REQUIRED TASK: Return each line of the listing that contains the string "которой".

---- GIVEN RECORDS

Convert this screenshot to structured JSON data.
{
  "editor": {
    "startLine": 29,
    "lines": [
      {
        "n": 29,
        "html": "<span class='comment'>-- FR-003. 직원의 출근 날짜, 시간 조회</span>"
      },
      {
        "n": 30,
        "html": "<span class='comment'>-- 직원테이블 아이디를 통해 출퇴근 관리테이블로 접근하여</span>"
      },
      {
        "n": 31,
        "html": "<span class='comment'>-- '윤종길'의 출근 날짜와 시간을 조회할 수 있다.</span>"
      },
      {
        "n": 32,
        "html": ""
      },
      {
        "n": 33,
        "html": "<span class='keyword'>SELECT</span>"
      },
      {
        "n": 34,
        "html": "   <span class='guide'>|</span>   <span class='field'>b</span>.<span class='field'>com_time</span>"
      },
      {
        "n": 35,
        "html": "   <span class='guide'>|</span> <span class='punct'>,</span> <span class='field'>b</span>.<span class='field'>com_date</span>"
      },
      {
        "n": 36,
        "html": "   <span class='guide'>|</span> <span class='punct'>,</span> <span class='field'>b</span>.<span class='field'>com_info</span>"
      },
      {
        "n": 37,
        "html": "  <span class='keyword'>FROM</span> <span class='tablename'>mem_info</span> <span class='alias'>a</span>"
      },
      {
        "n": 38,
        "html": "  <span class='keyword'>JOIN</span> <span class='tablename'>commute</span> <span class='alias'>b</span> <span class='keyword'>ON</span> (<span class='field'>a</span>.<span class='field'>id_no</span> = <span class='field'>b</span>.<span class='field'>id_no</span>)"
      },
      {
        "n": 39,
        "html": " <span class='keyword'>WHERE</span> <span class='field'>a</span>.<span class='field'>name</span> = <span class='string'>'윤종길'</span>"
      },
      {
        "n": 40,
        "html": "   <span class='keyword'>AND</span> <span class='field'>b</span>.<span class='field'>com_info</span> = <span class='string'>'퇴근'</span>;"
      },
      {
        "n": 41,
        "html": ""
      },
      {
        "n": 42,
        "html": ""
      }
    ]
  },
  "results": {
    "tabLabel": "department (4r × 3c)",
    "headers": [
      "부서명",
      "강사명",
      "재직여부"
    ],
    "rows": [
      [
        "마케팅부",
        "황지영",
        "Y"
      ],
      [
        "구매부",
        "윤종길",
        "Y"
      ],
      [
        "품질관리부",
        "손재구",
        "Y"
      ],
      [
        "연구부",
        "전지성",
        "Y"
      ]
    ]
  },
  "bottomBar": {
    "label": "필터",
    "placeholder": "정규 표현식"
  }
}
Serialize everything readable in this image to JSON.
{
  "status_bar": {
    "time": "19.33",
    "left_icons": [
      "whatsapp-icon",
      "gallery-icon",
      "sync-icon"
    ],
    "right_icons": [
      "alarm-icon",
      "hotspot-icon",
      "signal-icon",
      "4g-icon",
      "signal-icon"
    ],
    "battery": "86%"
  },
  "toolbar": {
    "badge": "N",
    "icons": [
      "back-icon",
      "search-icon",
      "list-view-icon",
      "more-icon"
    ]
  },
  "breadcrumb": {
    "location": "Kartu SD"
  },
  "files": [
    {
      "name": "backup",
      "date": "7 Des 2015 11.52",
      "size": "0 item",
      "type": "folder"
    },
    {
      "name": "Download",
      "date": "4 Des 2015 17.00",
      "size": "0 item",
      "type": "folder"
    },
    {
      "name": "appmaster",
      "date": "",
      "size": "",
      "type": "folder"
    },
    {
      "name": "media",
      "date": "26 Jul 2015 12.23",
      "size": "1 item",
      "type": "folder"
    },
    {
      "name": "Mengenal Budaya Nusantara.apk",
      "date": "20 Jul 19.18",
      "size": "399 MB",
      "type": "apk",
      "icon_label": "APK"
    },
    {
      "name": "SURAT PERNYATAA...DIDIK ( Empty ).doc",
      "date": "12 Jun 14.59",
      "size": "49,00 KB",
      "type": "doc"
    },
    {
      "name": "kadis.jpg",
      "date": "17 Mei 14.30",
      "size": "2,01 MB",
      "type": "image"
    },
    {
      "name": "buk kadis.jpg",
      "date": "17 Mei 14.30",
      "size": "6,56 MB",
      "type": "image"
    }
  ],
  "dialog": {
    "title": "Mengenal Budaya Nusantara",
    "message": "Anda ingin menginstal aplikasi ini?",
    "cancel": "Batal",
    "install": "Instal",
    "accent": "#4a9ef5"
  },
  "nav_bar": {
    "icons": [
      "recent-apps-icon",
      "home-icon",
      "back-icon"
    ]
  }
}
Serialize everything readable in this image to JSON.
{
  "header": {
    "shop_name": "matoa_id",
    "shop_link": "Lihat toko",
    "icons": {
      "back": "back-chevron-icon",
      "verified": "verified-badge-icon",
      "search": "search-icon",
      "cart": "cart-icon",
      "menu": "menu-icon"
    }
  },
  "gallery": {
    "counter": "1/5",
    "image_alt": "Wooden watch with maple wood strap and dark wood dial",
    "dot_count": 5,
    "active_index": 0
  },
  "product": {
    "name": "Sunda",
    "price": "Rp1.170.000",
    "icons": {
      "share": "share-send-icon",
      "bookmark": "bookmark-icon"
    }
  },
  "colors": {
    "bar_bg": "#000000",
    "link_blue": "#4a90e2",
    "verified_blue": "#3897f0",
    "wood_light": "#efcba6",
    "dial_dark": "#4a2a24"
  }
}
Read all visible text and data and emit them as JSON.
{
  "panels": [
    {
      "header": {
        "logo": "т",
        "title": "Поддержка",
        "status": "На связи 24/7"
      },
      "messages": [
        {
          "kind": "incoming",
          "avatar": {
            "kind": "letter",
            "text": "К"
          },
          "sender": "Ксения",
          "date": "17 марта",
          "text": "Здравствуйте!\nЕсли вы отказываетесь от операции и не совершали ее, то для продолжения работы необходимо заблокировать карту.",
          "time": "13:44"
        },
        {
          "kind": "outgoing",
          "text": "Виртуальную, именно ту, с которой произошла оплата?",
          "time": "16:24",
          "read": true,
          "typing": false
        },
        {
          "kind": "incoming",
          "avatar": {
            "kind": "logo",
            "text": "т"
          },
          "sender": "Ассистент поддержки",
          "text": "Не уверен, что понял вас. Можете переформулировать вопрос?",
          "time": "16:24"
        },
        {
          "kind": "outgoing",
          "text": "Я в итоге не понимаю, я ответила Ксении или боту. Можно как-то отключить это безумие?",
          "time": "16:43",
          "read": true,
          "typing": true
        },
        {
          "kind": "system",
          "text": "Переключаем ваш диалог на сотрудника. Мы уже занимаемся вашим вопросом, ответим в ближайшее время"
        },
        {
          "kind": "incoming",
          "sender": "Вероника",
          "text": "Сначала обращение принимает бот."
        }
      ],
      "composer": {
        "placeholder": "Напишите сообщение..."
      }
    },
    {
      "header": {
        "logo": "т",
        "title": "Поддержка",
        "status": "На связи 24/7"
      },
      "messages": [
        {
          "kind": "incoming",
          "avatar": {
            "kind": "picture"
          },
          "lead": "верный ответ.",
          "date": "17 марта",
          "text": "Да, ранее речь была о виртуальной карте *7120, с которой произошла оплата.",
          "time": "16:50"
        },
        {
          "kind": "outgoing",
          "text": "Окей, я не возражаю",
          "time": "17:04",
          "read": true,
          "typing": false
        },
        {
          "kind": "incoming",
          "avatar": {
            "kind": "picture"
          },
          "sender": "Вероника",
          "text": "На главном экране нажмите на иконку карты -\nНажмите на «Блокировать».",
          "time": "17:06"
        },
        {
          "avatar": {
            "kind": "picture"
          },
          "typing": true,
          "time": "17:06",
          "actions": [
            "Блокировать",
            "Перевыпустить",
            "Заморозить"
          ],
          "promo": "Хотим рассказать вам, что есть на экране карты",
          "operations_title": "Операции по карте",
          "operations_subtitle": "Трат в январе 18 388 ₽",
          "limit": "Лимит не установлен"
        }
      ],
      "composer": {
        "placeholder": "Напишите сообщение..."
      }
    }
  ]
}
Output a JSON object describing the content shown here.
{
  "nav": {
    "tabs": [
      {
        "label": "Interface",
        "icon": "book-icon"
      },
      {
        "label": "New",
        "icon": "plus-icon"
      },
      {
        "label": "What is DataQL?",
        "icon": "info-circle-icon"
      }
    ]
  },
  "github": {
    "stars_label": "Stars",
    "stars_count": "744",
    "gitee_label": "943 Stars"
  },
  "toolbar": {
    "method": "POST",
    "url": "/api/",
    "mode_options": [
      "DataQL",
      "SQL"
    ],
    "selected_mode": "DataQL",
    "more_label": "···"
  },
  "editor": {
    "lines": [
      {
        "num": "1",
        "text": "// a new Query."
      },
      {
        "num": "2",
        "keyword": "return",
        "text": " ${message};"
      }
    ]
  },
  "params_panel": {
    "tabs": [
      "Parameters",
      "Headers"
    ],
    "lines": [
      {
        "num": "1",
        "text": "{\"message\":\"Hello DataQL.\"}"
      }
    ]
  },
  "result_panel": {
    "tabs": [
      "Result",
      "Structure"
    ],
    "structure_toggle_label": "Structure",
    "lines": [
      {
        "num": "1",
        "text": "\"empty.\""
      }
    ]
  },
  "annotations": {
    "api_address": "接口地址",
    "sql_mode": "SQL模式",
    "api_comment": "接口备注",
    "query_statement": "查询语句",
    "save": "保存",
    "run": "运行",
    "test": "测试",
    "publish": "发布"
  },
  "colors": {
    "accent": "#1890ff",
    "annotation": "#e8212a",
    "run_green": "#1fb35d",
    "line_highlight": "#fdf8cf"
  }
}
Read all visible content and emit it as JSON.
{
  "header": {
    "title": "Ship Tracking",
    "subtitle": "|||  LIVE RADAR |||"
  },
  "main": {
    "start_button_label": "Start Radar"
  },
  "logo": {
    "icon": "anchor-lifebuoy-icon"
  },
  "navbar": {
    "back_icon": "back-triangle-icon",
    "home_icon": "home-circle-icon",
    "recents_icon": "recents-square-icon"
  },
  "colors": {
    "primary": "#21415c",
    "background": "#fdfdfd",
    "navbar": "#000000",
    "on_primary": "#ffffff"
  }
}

--------

SOLUTION TO THIS TASK:
          "text": "Виртуальную, именно ту, с которой произошла оплата?",
          "text": "Да, ранее речь была о виртуальной карте *7120, с которой произошла оплата.",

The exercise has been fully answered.